> **RAW DATA**
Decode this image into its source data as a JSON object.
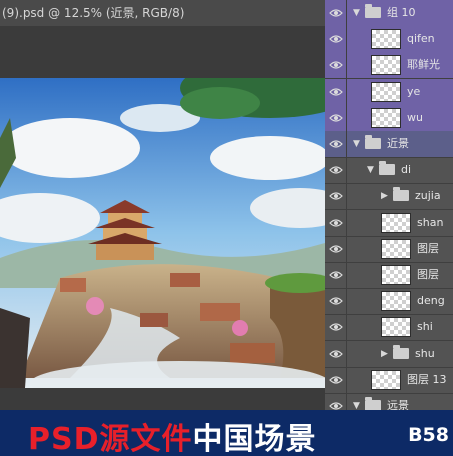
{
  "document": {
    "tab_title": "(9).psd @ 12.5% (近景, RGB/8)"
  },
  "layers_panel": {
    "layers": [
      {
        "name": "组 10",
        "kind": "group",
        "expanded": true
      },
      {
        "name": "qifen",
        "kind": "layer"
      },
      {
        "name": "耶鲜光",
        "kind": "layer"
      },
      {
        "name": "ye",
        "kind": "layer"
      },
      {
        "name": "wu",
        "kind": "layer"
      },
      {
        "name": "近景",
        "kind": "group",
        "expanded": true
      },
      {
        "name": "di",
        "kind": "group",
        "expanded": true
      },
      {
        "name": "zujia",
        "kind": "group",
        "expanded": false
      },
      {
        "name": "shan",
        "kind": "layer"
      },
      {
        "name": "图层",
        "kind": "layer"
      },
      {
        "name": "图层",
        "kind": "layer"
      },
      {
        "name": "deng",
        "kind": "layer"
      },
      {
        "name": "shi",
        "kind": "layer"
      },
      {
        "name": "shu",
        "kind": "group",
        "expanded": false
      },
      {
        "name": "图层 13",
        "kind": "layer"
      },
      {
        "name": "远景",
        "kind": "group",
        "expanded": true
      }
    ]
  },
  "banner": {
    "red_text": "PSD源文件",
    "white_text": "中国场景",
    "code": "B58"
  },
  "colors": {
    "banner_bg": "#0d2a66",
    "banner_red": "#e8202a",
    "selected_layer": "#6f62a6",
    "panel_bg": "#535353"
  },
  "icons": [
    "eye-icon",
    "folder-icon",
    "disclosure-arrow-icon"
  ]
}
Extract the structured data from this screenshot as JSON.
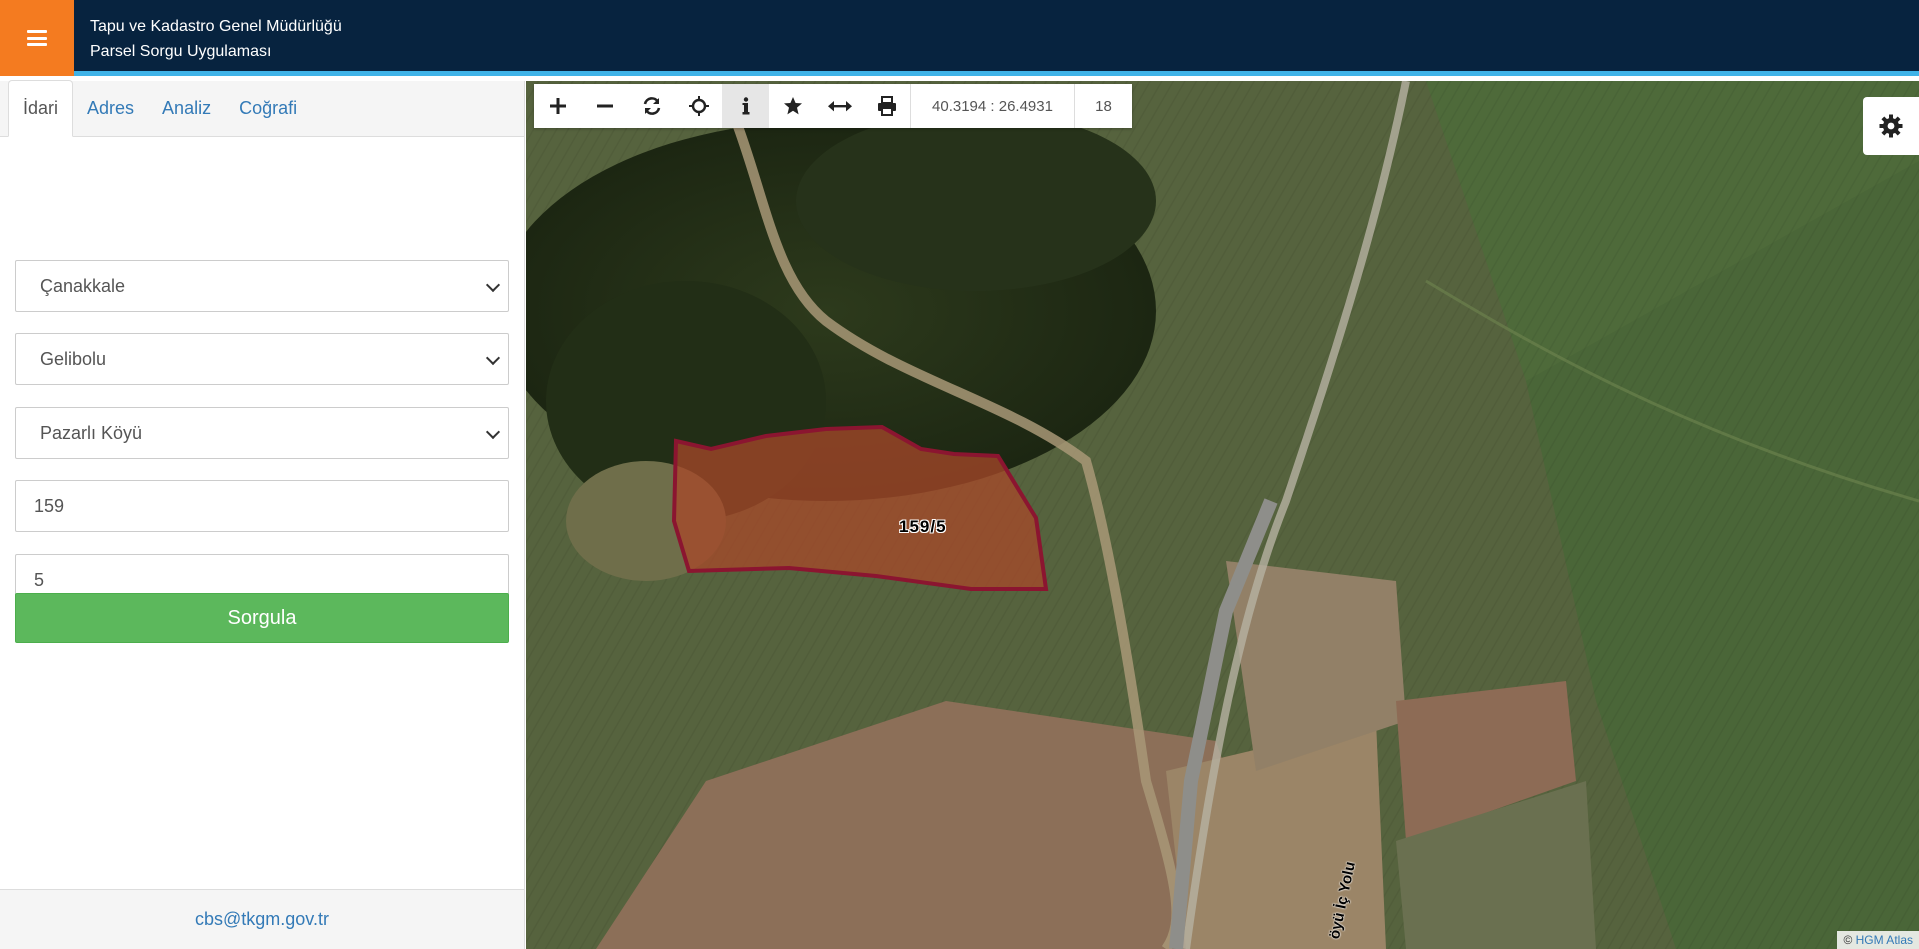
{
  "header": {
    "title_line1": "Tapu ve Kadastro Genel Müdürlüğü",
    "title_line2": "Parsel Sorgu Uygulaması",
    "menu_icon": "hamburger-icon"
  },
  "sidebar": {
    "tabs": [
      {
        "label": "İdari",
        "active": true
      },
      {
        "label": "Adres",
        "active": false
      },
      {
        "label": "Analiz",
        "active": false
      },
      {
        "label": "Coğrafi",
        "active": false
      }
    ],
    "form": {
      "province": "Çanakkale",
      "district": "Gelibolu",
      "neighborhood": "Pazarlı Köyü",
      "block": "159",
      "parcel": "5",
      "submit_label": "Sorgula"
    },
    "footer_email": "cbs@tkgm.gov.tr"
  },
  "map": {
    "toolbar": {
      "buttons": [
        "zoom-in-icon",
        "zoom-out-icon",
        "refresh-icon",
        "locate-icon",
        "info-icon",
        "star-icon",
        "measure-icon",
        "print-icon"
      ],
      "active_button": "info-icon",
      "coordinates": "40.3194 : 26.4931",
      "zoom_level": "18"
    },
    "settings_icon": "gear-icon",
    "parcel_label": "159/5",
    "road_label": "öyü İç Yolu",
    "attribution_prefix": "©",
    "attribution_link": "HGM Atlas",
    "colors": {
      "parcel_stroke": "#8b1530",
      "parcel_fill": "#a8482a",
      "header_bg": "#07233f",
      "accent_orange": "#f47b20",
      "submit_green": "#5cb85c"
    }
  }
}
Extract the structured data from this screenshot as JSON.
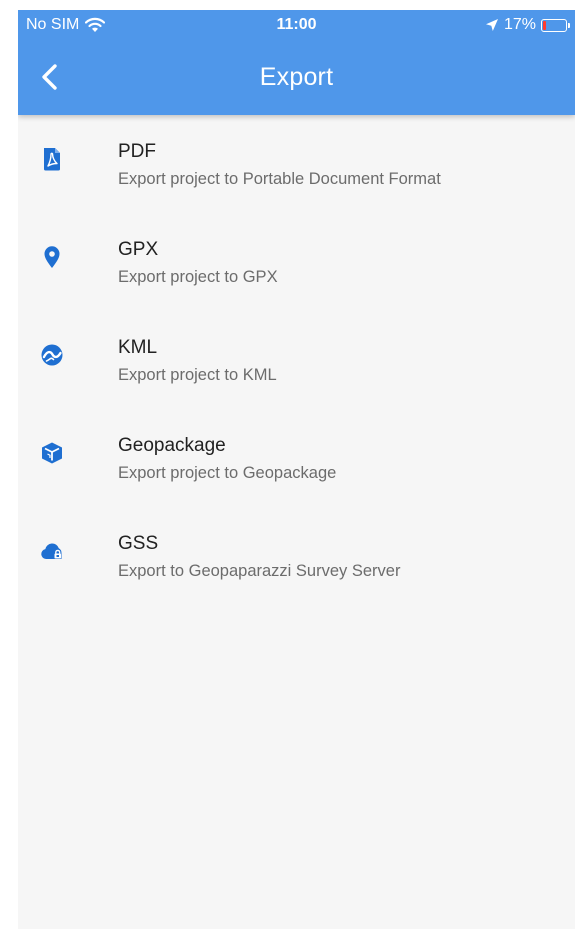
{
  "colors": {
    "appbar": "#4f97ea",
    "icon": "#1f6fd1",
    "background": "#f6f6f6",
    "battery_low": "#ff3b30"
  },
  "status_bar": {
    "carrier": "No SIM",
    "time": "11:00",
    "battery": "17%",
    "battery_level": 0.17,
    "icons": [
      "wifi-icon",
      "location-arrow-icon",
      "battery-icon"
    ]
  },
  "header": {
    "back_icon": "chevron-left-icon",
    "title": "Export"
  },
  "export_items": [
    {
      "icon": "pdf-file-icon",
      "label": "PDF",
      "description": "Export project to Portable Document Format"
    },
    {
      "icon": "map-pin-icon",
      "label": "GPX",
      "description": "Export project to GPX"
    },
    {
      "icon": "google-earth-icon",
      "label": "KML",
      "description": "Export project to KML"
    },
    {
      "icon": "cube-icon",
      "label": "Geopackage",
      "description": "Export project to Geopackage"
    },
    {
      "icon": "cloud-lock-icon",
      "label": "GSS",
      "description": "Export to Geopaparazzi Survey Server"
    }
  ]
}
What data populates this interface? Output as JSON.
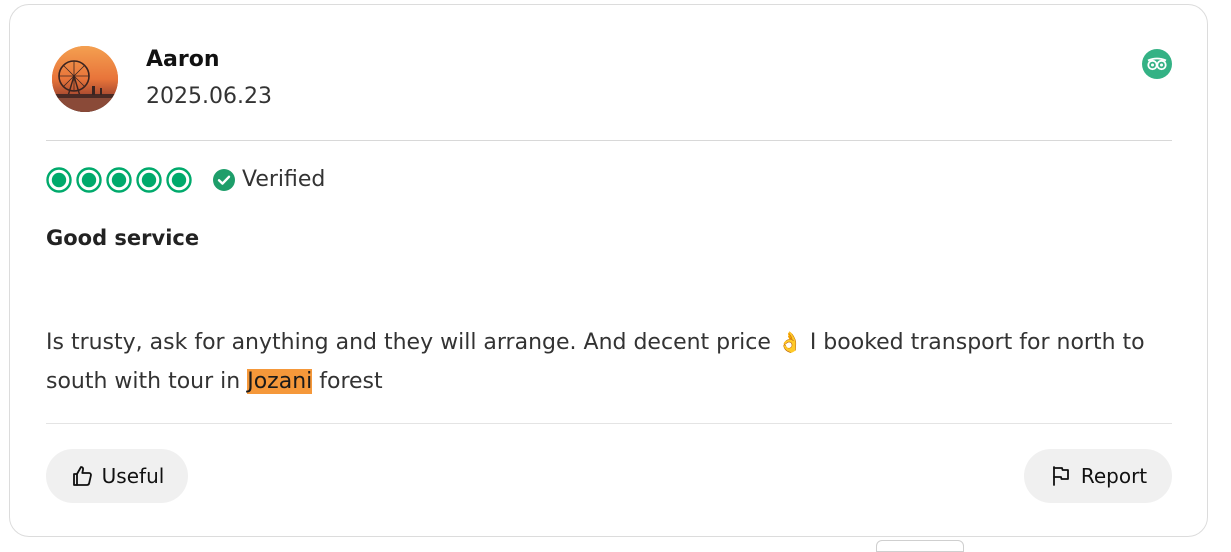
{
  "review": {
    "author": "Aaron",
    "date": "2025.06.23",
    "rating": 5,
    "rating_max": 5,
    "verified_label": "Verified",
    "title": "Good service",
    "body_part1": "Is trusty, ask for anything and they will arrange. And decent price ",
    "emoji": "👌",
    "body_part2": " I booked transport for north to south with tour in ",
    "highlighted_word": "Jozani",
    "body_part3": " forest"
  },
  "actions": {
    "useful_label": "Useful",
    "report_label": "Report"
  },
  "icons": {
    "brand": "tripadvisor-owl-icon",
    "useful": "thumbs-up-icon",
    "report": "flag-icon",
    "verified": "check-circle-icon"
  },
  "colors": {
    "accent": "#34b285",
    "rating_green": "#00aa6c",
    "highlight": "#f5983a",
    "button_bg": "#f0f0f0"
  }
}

> **WHAT THIS TASK INVOLVES**
Reproduce each line word for word and drop the pictures.

> **RESULT**
Decode this image into its source data as a JSON object.
{
  "document": {
    "tab_title": "(9).psd @ 12.5% (近景, RGB/8)"
  },
  "layers_panel": {
    "layers": [
      {
        "name": "组 10",
        "kind": "group",
        "expanded": true
      },
      {
        "name": "qifen",
        "kind": "layer"
      },
      {
        "name": "耶鲜光",
        "kind": "layer"
      },
      {
        "name": "ye",
        "kind": "layer"
      },
      {
        "name": "wu",
        "kind": "layer"
      },
      {
        "name": "近景",
        "kind": "group",
        "expanded": true
      },
      {
        "name": "di",
        "kind": "group",
        "expanded": true
      },
      {
        "name": "zujia",
        "kind": "group",
        "expanded": false
      },
      {
        "name": "shan",
        "kind": "layer"
      },
      {
        "name": "图层",
        "kind": "layer"
      },
      {
        "name": "图层",
        "kind": "layer"
      },
      {
        "name": "deng",
        "kind": "layer"
      },
      {
        "name": "shi",
        "kind": "layer"
      },
      {
        "name": "shu",
        "kind": "group",
        "expanded": false
      },
      {
        "name": "图层 13",
        "kind": "layer"
      },
      {
        "name": "远景",
        "kind": "group",
        "expanded": true
      }
    ]
  },
  "banner": {
    "red_text": "PSD源文件",
    "white_text": "中国场景",
    "code": "B58"
  },
  "colors": {
    "banner_bg": "#0d2a66",
    "banner_red": "#e8202a",
    "selected_layer": "#6f62a6",
    "panel_bg": "#535353"
  },
  "icons": [
    "eye-icon",
    "folder-icon",
    "disclosure-arrow-icon"
  ]
}
Extract the structured data from this screenshot as JSON.
{
  "header": {
    "title_line1": "Tapu ve Kadastro Genel Müdürlüğü",
    "title_line2": "Parsel Sorgu Uygulaması",
    "menu_icon": "hamburger-icon"
  },
  "sidebar": {
    "tabs": [
      {
        "label": "İdari",
        "active": true
      },
      {
        "label": "Adres",
        "active": false
      },
      {
        "label": "Analiz",
        "active": false
      },
      {
        "label": "Coğrafi",
        "active": false
      }
    ],
    "form": {
      "province": "Çanakkale",
      "district": "Gelibolu",
      "neighborhood": "Pazarlı Köyü",
      "block": "159",
      "parcel": "5",
      "submit_label": "Sorgula"
    },
    "footer_email": "cbs@tkgm.gov.tr"
  },
  "map": {
    "toolbar": {
      "buttons": [
        "zoom-in-icon",
        "zoom-out-icon",
        "refresh-icon",
        "locate-icon",
        "info-icon",
        "star-icon",
        "measure-icon",
        "print-icon"
      ],
      "active_button": "info-icon",
      "coordinates": "40.3194 : 26.4931",
      "zoom_level": "18"
    },
    "settings_icon": "gear-icon",
    "parcel_label": "159/5",
    "road_label": "öyü İç Yolu",
    "attribution_prefix": "©",
    "attribution_link": "HGM Atlas",
    "colors": {
      "parcel_stroke": "#8b1530",
      "parcel_fill": "#a8482a",
      "header_bg": "#07233f",
      "accent_orange": "#f47b20",
      "submit_green": "#5cb85c"
    }
  }
}
Extract the structured data from this screenshot as JSON.
{
  "colors": {
    "appbar": "#4f97ea",
    "icon": "#1f6fd1",
    "background": "#f6f6f6",
    "battery_low": "#ff3b30"
  },
  "status_bar": {
    "carrier": "No SIM",
    "time": "11:00",
    "battery": "17%",
    "battery_level": 0.17,
    "icons": [
      "wifi-icon",
      "location-arrow-icon",
      "battery-icon"
    ]
  },
  "header": {
    "back_icon": "chevron-left-icon",
    "title": "Export"
  },
  "export_items": [
    {
      "icon": "pdf-file-icon",
      "label": "PDF",
      "description": "Export project to Portable Document Format"
    },
    {
      "icon": "map-pin-icon",
      "label": "GPX",
      "description": "Export project to GPX"
    },
    {
      "icon": "google-earth-icon",
      "label": "KML",
      "description": "Export project to KML"
    },
    {
      "icon": "cube-icon",
      "label": "Geopackage",
      "description": "Export project to Geopackage"
    },
    {
      "icon": "cloud-lock-icon",
      "label": "GSS",
      "description": "Export to Geopaparazzi Survey Server"
    }
  ]
}
What data populates this interface? Output as JSON.
{
  "review": {
    "author": "Aaron",
    "date": "2025.06.23",
    "rating": 5,
    "rating_max": 5,
    "verified_label": "Verified",
    "title": "Good service",
    "body_part1": "Is trusty, ask for anything and they will arrange. And decent price ",
    "emoji": "👌",
    "body_part2": " I booked transport for north to south with tour in ",
    "highlighted_word": "Jozani",
    "body_part3": " forest"
  },
  "actions": {
    "useful_label": "Useful",
    "report_label": "Report"
  },
  "icons": {
    "brand": "tripadvisor-owl-icon",
    "useful": "thumbs-up-icon",
    "report": "flag-icon",
    "verified": "check-circle-icon"
  },
  "colors": {
    "accent": "#34b285",
    "rating_green": "#00aa6c",
    "highlight": "#f5983a",
    "button_bg": "#f0f0f0"
  }
}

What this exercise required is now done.